__Stored data__.
◇ ◇ ◇
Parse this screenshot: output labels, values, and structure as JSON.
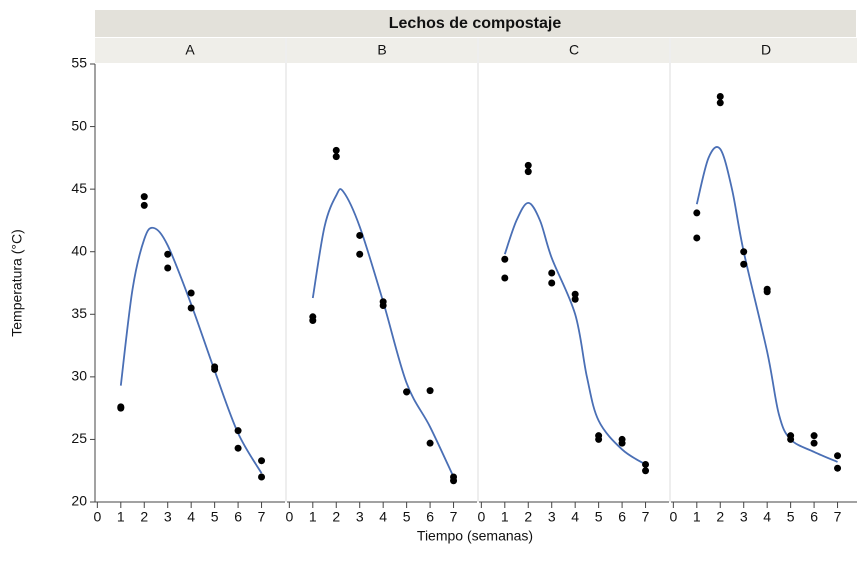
{
  "chart_data": {
    "type": "scatter",
    "title": "Lechos de compostaje",
    "xlabel": "Tiempo (semanas)",
    "ylabel": "Temperatura (°C)",
    "ylim": [
      20,
      55
    ],
    "yticks": [
      20,
      25,
      30,
      35,
      40,
      45,
      50,
      55
    ],
    "xlim": [
      -0.1,
      8
    ],
    "xticks": [
      0,
      1,
      2,
      3,
      4,
      5,
      6,
      7
    ],
    "point_color": "#000000",
    "line_color": "#4a6fb5",
    "panels": [
      {
        "title": "A",
        "x": [
          1,
          1,
          2,
          2,
          3,
          3,
          4,
          4,
          5,
          5,
          6,
          6,
          7,
          7
        ],
        "y": [
          27.5,
          27.6,
          44.4,
          43.7,
          39.8,
          38.7,
          36.7,
          35.5,
          30.8,
          30.6,
          25.7,
          24.3,
          23.3,
          22.0
        ],
        "smooth": {
          "x": [
            1,
            1.5,
            2,
            2.4,
            3,
            4,
            5,
            6,
            7
          ],
          "y": [
            29.3,
            37,
            41,
            41.9,
            40.5,
            35.8,
            30.5,
            25.5,
            22.3
          ]
        }
      },
      {
        "title": "B",
        "x": [
          1,
          1,
          2,
          2,
          3,
          3,
          4,
          4,
          5,
          5,
          6,
          6,
          7,
          7
        ],
        "y": [
          34.8,
          34.5,
          48.1,
          47.6,
          41.3,
          39.8,
          36,
          35.7,
          28.8,
          28.8,
          28.9,
          24.7,
          22,
          21.7
        ],
        "smooth": {
          "x": [
            1,
            1.5,
            2,
            2.3,
            3,
            4,
            5,
            6,
            7
          ],
          "y": [
            36.3,
            42,
            44.5,
            44.8,
            42,
            36,
            29.5,
            26,
            22
          ]
        }
      },
      {
        "title": "C",
        "x": [
          1,
          1,
          2,
          2,
          3,
          3,
          4,
          4,
          5,
          5,
          6,
          6,
          7,
          7
        ],
        "y": [
          39.4,
          37.9,
          46.9,
          46.4,
          38.3,
          37.5,
          36.6,
          36.2,
          25.3,
          25,
          25,
          24.7,
          23,
          22.5
        ],
        "smooth": {
          "x": [
            1,
            1.5,
            2,
            2.5,
            3,
            4,
            4.5,
            5,
            6,
            7
          ],
          "y": [
            39.8,
            42.5,
            43.9,
            42.5,
            39.5,
            35,
            30,
            26.5,
            24.2,
            23
          ]
        }
      },
      {
        "title": "D",
        "x": [
          1,
          1,
          2,
          2,
          3,
          3,
          4,
          4,
          5,
          5,
          6,
          6,
          7,
          7
        ],
        "y": [
          43.1,
          41.1,
          52.4,
          51.9,
          40,
          39,
          37,
          36.8,
          25.3,
          25,
          25.3,
          24.7,
          23.7,
          22.7
        ],
        "smooth": {
          "x": [
            1,
            1.5,
            2,
            2.5,
            3,
            4,
            4.5,
            5,
            6,
            7
          ],
          "y": [
            43.8,
            47.5,
            48.2,
            45,
            40,
            32,
            27,
            25,
            24,
            23.2
          ]
        }
      }
    ]
  }
}
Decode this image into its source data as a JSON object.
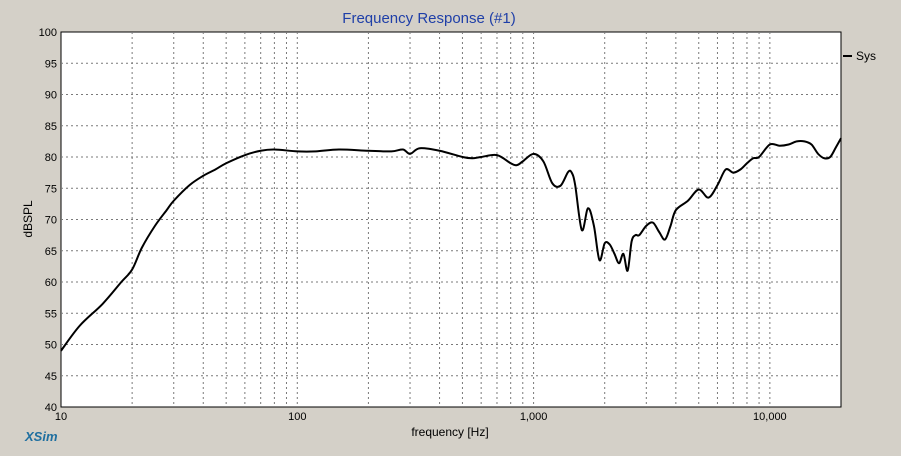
{
  "app": {
    "brand": "XSim"
  },
  "chart_data": {
    "type": "line",
    "title": "Frequency Response (#1)",
    "xlabel": "frequency [Hz]",
    "ylabel": "dBSPL",
    "xscale": "log",
    "xlim": [
      10,
      20000
    ],
    "ylim": [
      40,
      100
    ],
    "x_tick_labels": [
      {
        "value": 10,
        "label": "10"
      },
      {
        "value": 100,
        "label": "100"
      },
      {
        "value": 1000,
        "label": "1,000"
      },
      {
        "value": 10000,
        "label": "10,000"
      }
    ],
    "y_ticks": [
      40,
      45,
      50,
      55,
      60,
      65,
      70,
      75,
      80,
      85,
      90,
      95,
      100
    ],
    "grid": true,
    "legend": {
      "placement": "top-right",
      "entries": [
        "Sys"
      ]
    },
    "series": [
      {
        "name": "Sys",
        "color": "#000000",
        "x": [
          10,
          12,
          15,
          18,
          20,
          22,
          25,
          28,
          30,
          35,
          40,
          45,
          50,
          60,
          70,
          80,
          100,
          120,
          150,
          200,
          250,
          280,
          300,
          330,
          400,
          500,
          550,
          600,
          700,
          800,
          850,
          900,
          1000,
          1100,
          1200,
          1300,
          1400,
          1450,
          1500,
          1600,
          1700,
          1800,
          1900,
          2000,
          2100,
          2200,
          2300,
          2400,
          2500,
          2600,
          2700,
          2800,
          3000,
          3200,
          3400,
          3600,
          3800,
          4000,
          4500,
          5000,
          5500,
          6000,
          6500,
          7000,
          7500,
          8000,
          8500,
          9000,
          10000,
          11000,
          12000,
          13000,
          14000,
          15000,
          16000,
          17000,
          18000,
          19000,
          20000
        ],
        "y": [
          49,
          53,
          56.5,
          60,
          62,
          65.5,
          69,
          71.5,
          73,
          75.5,
          77,
          78,
          79,
          80.3,
          81,
          81.2,
          80.9,
          80.9,
          81.2,
          81,
          80.9,
          81.2,
          80.5,
          81.4,
          81,
          80,
          79.8,
          80,
          80.3,
          79,
          78.7,
          79.3,
          80.5,
          79.3,
          75.8,
          75.4,
          77.6,
          77.5,
          75.5,
          68.3,
          71.8,
          69,
          63.5,
          66.2,
          66,
          64.5,
          63,
          64.5,
          61.8,
          66.5,
          67.5,
          67.5,
          69,
          69.5,
          68,
          66.8,
          69,
          71.5,
          73,
          74.8,
          73.5,
          75.5,
          78,
          77.5,
          78,
          79,
          79.8,
          80,
          82,
          81.8,
          82,
          82.5,
          82.5,
          82,
          80.5,
          79.8,
          80,
          81.5,
          83
        ]
      }
    ]
  }
}
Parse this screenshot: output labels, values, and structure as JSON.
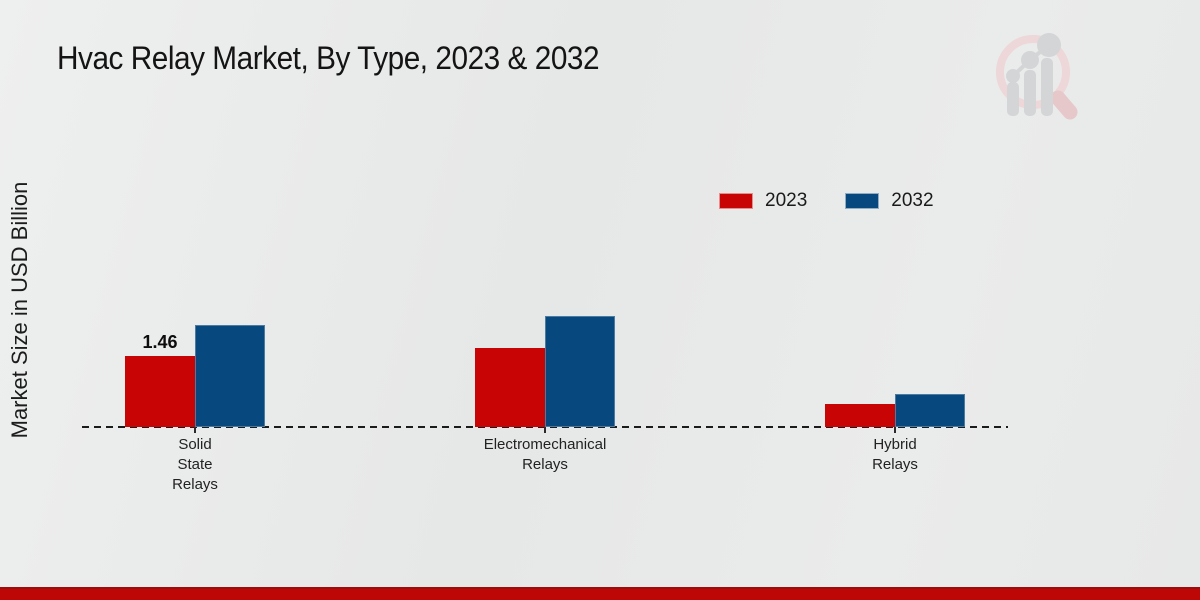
{
  "chart_data": {
    "type": "bar",
    "title": "Hvac Relay Market, By Type, 2023 & 2032",
    "ylabel": "Market Size in USD Billion",
    "categories": [
      "Solid State Relays",
      "Electromechanical Relays",
      "Hybrid Relays"
    ],
    "category_lines": [
      [
        "Solid",
        "State",
        "Relays"
      ],
      [
        "Electromechanical",
        "Relays"
      ],
      [
        "Hybrid",
        "Relays"
      ]
    ],
    "series": [
      {
        "name": "2023",
        "color": "#c90404",
        "values": [
          1.46,
          1.62,
          0.47
        ]
      },
      {
        "name": "2032",
        "color": "#07497f",
        "values": [
          2.1,
          2.28,
          0.68
        ]
      }
    ],
    "bar_labels": [
      {
        "series_index": 0,
        "category_index": 0,
        "text": "1.46"
      }
    ],
    "ylim": [
      0,
      2.5
    ],
    "grid": false,
    "legend_position": "top-right",
    "baseline_style": "dashed"
  },
  "colors": {
    "background": "#e8e9e9",
    "footer_band": "#bd0606",
    "footer_band_border": "#9c0d0d",
    "baseline": "#1b1b1b",
    "title_text": "#141414"
  }
}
◇ ◇ ◇
__Set problem__. Gather each line in the data that holds the string "xlabel".

__Complete response__.
    "xlabel": "Tiempo (semanas)",
    "xlabel": "frequency [Hz]",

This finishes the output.